— Begin Entries shown —

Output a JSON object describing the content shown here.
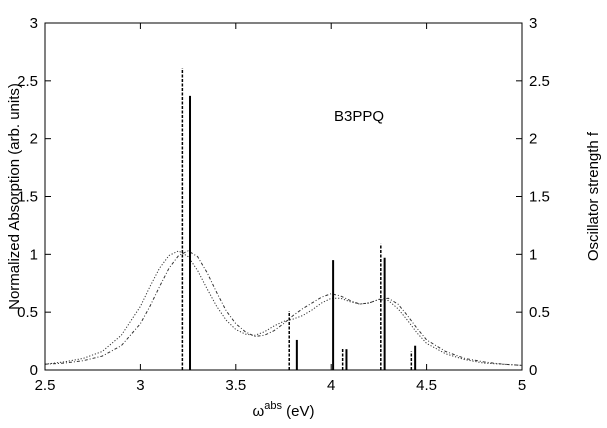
{
  "chart_data": {
    "type": "line",
    "annotation": "B3PPQ",
    "xlabel": {
      "main": "ω",
      "sup": "abs",
      "unit": " (eV)"
    },
    "ylabel": "Normalized Absorption (arb. units)",
    "y2label": "Oscillator strength f",
    "xlim": [
      2.5,
      5.0
    ],
    "ylim": [
      0,
      3
    ],
    "y2lim": [
      0,
      3
    ],
    "xticks": [
      2.5,
      3,
      3.5,
      4,
      4.5,
      5
    ],
    "xtick_labels": [
      "2.5",
      "3",
      "3.5",
      "4",
      "4.5",
      "5"
    ],
    "yticks": [
      0,
      0.5,
      1,
      1.5,
      2,
      2.5,
      3
    ],
    "ytick_labels": [
      "0",
      "0.5",
      "1",
      "1.5",
      "2",
      "2.5",
      "3"
    ],
    "y2tick_labels": [
      "0",
      "0.5",
      "1",
      "1.5",
      "2",
      "2.5",
      "3"
    ],
    "grid": false,
    "series": [
      {
        "style": "dotted",
        "x": [
          2.5,
          2.6,
          2.7,
          2.8,
          2.9,
          3.0,
          3.05,
          3.1,
          3.15,
          3.2,
          3.25,
          3.3,
          3.35,
          3.4,
          3.45,
          3.5,
          3.55,
          3.6,
          3.65,
          3.7,
          3.75,
          3.8,
          3.85,
          3.9,
          3.95,
          4.0,
          4.05,
          4.1,
          4.15,
          4.2,
          4.25,
          4.3,
          4.35,
          4.4,
          4.45,
          4.5,
          4.6,
          4.7,
          4.8,
          4.9,
          5.0
        ],
        "y": [
          0.05,
          0.07,
          0.1,
          0.16,
          0.3,
          0.55,
          0.72,
          0.88,
          0.99,
          1.03,
          0.98,
          0.86,
          0.7,
          0.55,
          0.43,
          0.35,
          0.31,
          0.3,
          0.33,
          0.38,
          0.42,
          0.44,
          0.47,
          0.52,
          0.58,
          0.62,
          0.62,
          0.59,
          0.57,
          0.58,
          0.61,
          0.6,
          0.53,
          0.43,
          0.32,
          0.23,
          0.14,
          0.09,
          0.06,
          0.05,
          0.04
        ]
      },
      {
        "style": "dash-dot",
        "x": [
          2.5,
          2.6,
          2.7,
          2.8,
          2.9,
          3.0,
          3.05,
          3.1,
          3.15,
          3.2,
          3.25,
          3.3,
          3.35,
          3.4,
          3.45,
          3.5,
          3.55,
          3.6,
          3.65,
          3.7,
          3.75,
          3.8,
          3.85,
          3.9,
          3.95,
          4.0,
          4.05,
          4.1,
          4.15,
          4.2,
          4.25,
          4.3,
          4.35,
          4.4,
          4.45,
          4.5,
          4.6,
          4.7,
          4.8,
          4.9,
          5.0
        ],
        "y": [
          0.05,
          0.06,
          0.08,
          0.12,
          0.21,
          0.4,
          0.55,
          0.72,
          0.88,
          0.99,
          1.03,
          0.98,
          0.84,
          0.67,
          0.51,
          0.4,
          0.33,
          0.29,
          0.3,
          0.34,
          0.4,
          0.47,
          0.53,
          0.58,
          0.63,
          0.66,
          0.64,
          0.6,
          0.57,
          0.58,
          0.61,
          0.62,
          0.57,
          0.47,
          0.36,
          0.26,
          0.16,
          0.1,
          0.07,
          0.05,
          0.04
        ]
      }
    ],
    "sticks": [
      {
        "x": 3.22,
        "f": 2.61,
        "style": "dashed"
      },
      {
        "x": 3.26,
        "f": 2.37,
        "style": "solid"
      },
      {
        "x": 3.78,
        "f": 0.51,
        "style": "dashed"
      },
      {
        "x": 3.82,
        "f": 0.26,
        "style": "solid"
      },
      {
        "x": 4.01,
        "f": 0.95,
        "style": "solid"
      },
      {
        "x": 4.06,
        "f": 0.19,
        "style": "dashed"
      },
      {
        "x": 4.08,
        "f": 0.18,
        "style": "solid"
      },
      {
        "x": 4.26,
        "f": 1.09,
        "style": "dashed"
      },
      {
        "x": 4.28,
        "f": 0.97,
        "style": "solid"
      },
      {
        "x": 4.42,
        "f": 0.16,
        "style": "dashed"
      },
      {
        "x": 4.44,
        "f": 0.21,
        "style": "solid"
      }
    ]
  }
}
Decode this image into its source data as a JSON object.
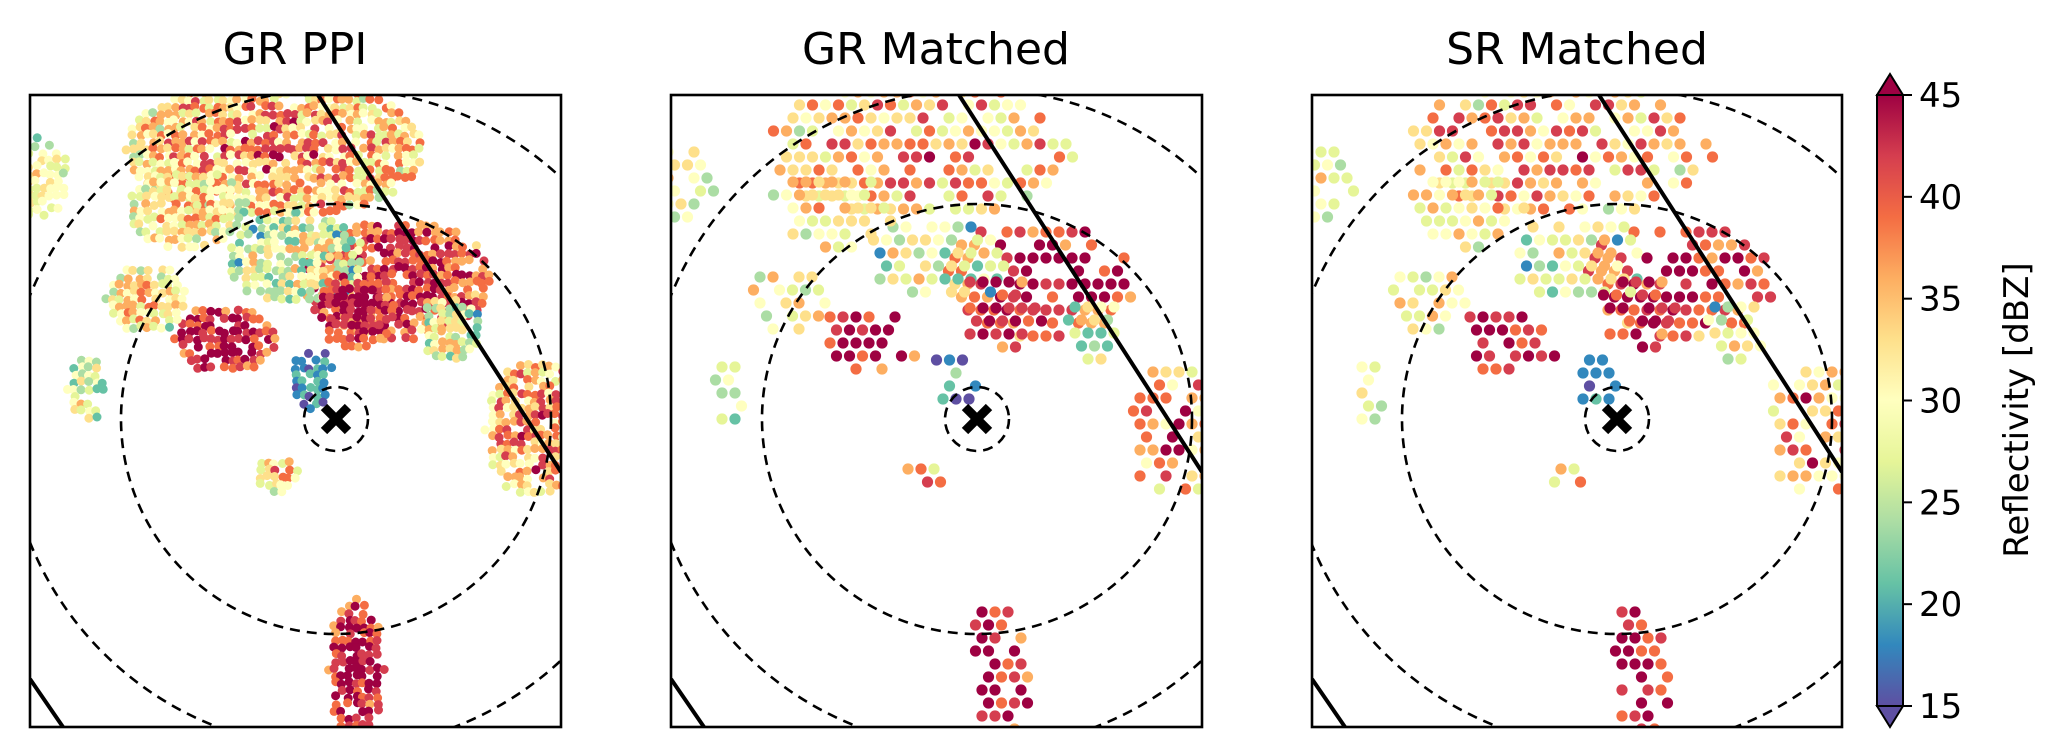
{
  "chart_data": [
    {
      "type": "heatmap",
      "title": "GR PPI",
      "range_rings": 3,
      "center_marker": "x-mark",
      "swath_edges": 2,
      "mode": "dense"
    },
    {
      "type": "scatter",
      "title": "GR Matched",
      "range_rings": 3,
      "center_marker": "x-mark",
      "swath_edges": 2,
      "mode": "points"
    },
    {
      "type": "scatter",
      "title": "SR Matched",
      "range_rings": 3,
      "center_marker": "x-mark",
      "swath_edges": 2,
      "mode": "points"
    }
  ],
  "colorbar": {
    "label": "Reflectivity [dBZ]",
    "vmin": 15,
    "vmax": 45,
    "ticks": [
      "15",
      "20",
      "25",
      "30",
      "35",
      "40",
      "45"
    ],
    "colormap": "Spectral_r",
    "extend": "both",
    "colors": [
      "#5e4fa2",
      "#3288bd",
      "#66c2a5",
      "#abdda4",
      "#e6f598",
      "#ffffbf",
      "#fee08b",
      "#fdae61",
      "#f46d43",
      "#d53e4f",
      "#9e0142"
    ]
  }
}
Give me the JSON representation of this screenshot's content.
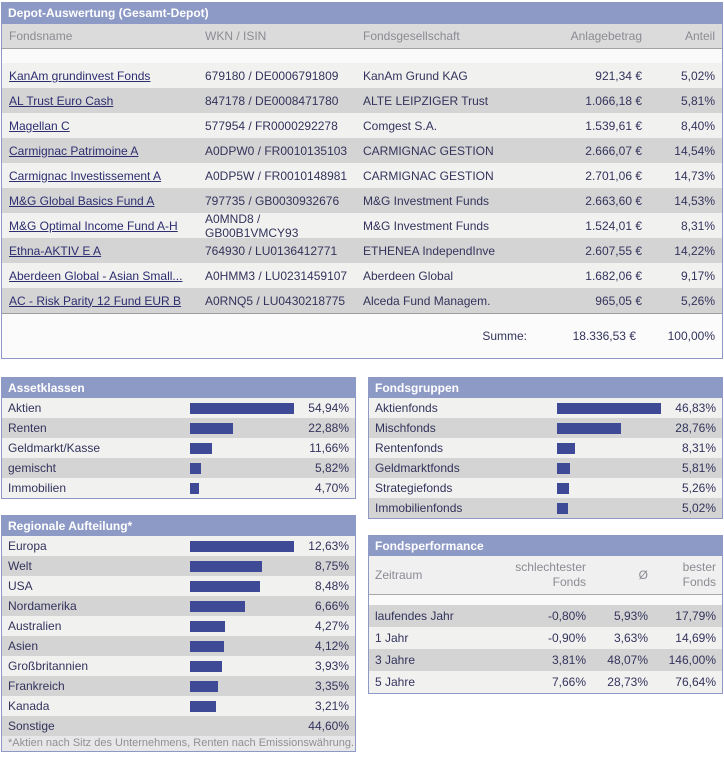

— End Entries shown —

▶ **Directions**
Write every record out again exactly; no pictures belong in the copy.

▶ **Full solution**
Output a JSON object describing the content shown here.
{
  "chart_data": {
    "type": "line",
    "annotation": "B3PPQ",
    "xlabel": {
      "main": "ω",
      "sup": "abs",
      "unit": " (eV)"
    },
    "ylabel": "Normalized Absorption (arb. units)",
    "y2label": "Oscillator strength f",
    "xlim": [
      2.5,
      5.0
    ],
    "ylim": [
      0,
      3
    ],
    "y2lim": [
      0,
      3
    ],
    "xticks": [
      2.5,
      3,
      3.5,
      4,
      4.5,
      5
    ],
    "xtick_labels": [
      "2.5",
      "3",
      "3.5",
      "4",
      "4.5",
      "5"
    ],
    "yticks": [
      0,
      0.5,
      1,
      1.5,
      2,
      2.5,
      3
    ],
    "ytick_labels": [
      "0",
      "0.5",
      "1",
      "1.5",
      "2",
      "2.5",
      "3"
    ],
    "y2tick_labels": [
      "0",
      "0.5",
      "1",
      "1.5",
      "2",
      "2.5",
      "3"
    ],
    "grid": false,
    "series": [
      {
        "style": "dotted",
        "x": [
          2.5,
          2.6,
          2.7,
          2.8,
          2.9,
          3.0,
          3.05,
          3.1,
          3.15,
          3.2,
          3.25,
          3.3,
          3.35,
          3.4,
          3.45,
          3.5,
          3.55,
          3.6,
          3.65,
          3.7,
          3.75,
          3.8,
          3.85,
          3.9,
          3.95,
          4.0,
          4.05,
          4.1,
          4.15,
          4.2,
          4.25,
          4.3,
          4.35,
          4.4,
          4.45,
          4.5,
          4.6,
          4.7,
          4.8,
          4.9,
          5.0
        ],
        "y": [
          0.05,
          0.07,
          0.1,
          0.16,
          0.3,
          0.55,
          0.72,
          0.88,
          0.99,
          1.03,
          0.98,
          0.86,
          0.7,
          0.55,
          0.43,
          0.35,
          0.31,
          0.3,
          0.33,
          0.38,
          0.42,
          0.44,
          0.47,
          0.52,
          0.58,
          0.62,
          0.62,
          0.59,
          0.57,
          0.58,
          0.61,
          0.6,
          0.53,
          0.43,
          0.32,
          0.23,
          0.14,
          0.09,
          0.06,
          0.05,
          0.04
        ]
      },
      {
        "style": "dash-dot",
        "x": [
          2.5,
          2.6,
          2.7,
          2.8,
          2.9,
          3.0,
          3.05,
          3.1,
          3.15,
          3.2,
          3.25,
          3.3,
          3.35,
          3.4,
          3.45,
          3.5,
          3.55,
          3.6,
          3.65,
          3.7,
          3.75,
          3.8,
          3.85,
          3.9,
          3.95,
          4.0,
          4.05,
          4.1,
          4.15,
          4.2,
          4.25,
          4.3,
          4.35,
          4.4,
          4.45,
          4.5,
          4.6,
          4.7,
          4.8,
          4.9,
          5.0
        ],
        "y": [
          0.05,
          0.06,
          0.08,
          0.12,
          0.21,
          0.4,
          0.55,
          0.72,
          0.88,
          0.99,
          1.03,
          0.98,
          0.84,
          0.67,
          0.51,
          0.4,
          0.33,
          0.29,
          0.3,
          0.34,
          0.4,
          0.47,
          0.53,
          0.58,
          0.63,
          0.66,
          0.64,
          0.6,
          0.57,
          0.58,
          0.61,
          0.62,
          0.57,
          0.47,
          0.36,
          0.26,
          0.16,
          0.1,
          0.07,
          0.05,
          0.04
        ]
      }
    ],
    "sticks": [
      {
        "x": 3.22,
        "f": 2.61,
        "style": "dashed"
      },
      {
        "x": 3.26,
        "f": 2.37,
        "style": "solid"
      },
      {
        "x": 3.78,
        "f": 0.51,
        "style": "dashed"
      },
      {
        "x": 3.82,
        "f": 0.26,
        "style": "solid"
      },
      {
        "x": 4.01,
        "f": 0.95,
        "style": "solid"
      },
      {
        "x": 4.06,
        "f": 0.19,
        "style": "dashed"
      },
      {
        "x": 4.08,
        "f": 0.18,
        "style": "solid"
      },
      {
        "x": 4.26,
        "f": 1.09,
        "style": "dashed"
      },
      {
        "x": 4.28,
        "f": 0.97,
        "style": "solid"
      },
      {
        "x": 4.42,
        "f": 0.16,
        "style": "dashed"
      },
      {
        "x": 4.44,
        "f": 0.21,
        "style": "solid"
      }
    ]
  }
}
Decode this image into its source data as a JSON object.
{
  "chart_data": [
    {
      "type": "heatmap",
      "title": "GR PPI",
      "range_rings": 3,
      "center_marker": "x-mark",
      "swath_edges": 2,
      "mode": "dense"
    },
    {
      "type": "scatter",
      "title": "GR Matched",
      "range_rings": 3,
      "center_marker": "x-mark",
      "swath_edges": 2,
      "mode": "points"
    },
    {
      "type": "scatter",
      "title": "SR Matched",
      "range_rings": 3,
      "center_marker": "x-mark",
      "swath_edges": 2,
      "mode": "points"
    }
  ],
  "colorbar": {
    "label": "Reflectivity [dBZ]",
    "vmin": 15,
    "vmax": 45,
    "ticks": [
      "15",
      "20",
      "25",
      "30",
      "35",
      "40",
      "45"
    ],
    "colormap": "Spectral_r",
    "extend": "both",
    "colors": [
      "#5e4fa2",
      "#3288bd",
      "#66c2a5",
      "#abdda4",
      "#e6f598",
      "#ffffbf",
      "#fee08b",
      "#fdae61",
      "#f46d43",
      "#d53e4f",
      "#9e0142"
    ]
  }
}
Give me the JSON representation of this screenshot's content.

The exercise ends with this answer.